Source data:
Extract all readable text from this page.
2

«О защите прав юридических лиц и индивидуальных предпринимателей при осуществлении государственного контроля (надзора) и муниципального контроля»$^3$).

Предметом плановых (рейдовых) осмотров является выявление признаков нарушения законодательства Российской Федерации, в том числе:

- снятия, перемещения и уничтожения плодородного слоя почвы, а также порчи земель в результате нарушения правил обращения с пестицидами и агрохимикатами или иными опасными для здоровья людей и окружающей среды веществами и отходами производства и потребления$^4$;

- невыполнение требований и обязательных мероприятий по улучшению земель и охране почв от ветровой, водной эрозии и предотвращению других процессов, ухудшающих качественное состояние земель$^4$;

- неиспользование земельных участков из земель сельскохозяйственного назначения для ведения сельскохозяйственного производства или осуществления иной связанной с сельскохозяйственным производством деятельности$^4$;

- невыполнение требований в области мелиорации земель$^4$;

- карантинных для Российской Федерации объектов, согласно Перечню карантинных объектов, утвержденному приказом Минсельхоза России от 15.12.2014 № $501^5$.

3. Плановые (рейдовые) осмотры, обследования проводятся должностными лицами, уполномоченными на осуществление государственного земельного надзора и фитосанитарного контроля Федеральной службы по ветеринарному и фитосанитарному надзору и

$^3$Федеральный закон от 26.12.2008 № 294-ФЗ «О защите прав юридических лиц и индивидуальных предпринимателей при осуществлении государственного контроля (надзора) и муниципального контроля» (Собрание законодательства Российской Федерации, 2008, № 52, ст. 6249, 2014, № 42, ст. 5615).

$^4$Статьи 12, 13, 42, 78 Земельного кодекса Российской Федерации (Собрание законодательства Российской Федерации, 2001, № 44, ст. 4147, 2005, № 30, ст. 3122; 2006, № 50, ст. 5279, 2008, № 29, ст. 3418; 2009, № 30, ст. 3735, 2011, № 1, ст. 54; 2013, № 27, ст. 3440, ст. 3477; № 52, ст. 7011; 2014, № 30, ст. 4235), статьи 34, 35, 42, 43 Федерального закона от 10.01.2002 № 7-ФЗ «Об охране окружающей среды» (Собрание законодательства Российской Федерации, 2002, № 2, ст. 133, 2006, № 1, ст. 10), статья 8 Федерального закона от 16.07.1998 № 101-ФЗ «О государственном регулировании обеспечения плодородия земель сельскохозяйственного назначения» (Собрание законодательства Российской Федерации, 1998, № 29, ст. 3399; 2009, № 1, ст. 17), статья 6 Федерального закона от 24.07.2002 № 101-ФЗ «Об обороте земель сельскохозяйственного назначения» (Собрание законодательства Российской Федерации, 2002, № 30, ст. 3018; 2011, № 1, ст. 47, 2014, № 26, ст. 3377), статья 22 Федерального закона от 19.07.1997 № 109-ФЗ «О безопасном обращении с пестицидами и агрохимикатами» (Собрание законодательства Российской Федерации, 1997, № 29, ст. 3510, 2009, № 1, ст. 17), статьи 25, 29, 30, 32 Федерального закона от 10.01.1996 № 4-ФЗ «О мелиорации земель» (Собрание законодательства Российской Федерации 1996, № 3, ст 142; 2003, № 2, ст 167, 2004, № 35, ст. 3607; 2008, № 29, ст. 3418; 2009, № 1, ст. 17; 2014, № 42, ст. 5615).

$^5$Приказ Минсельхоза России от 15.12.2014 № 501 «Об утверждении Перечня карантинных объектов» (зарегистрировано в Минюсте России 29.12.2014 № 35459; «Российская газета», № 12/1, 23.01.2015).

What you have to do: Write only the number of lines in the records that include the word "производства".

Correct output: 2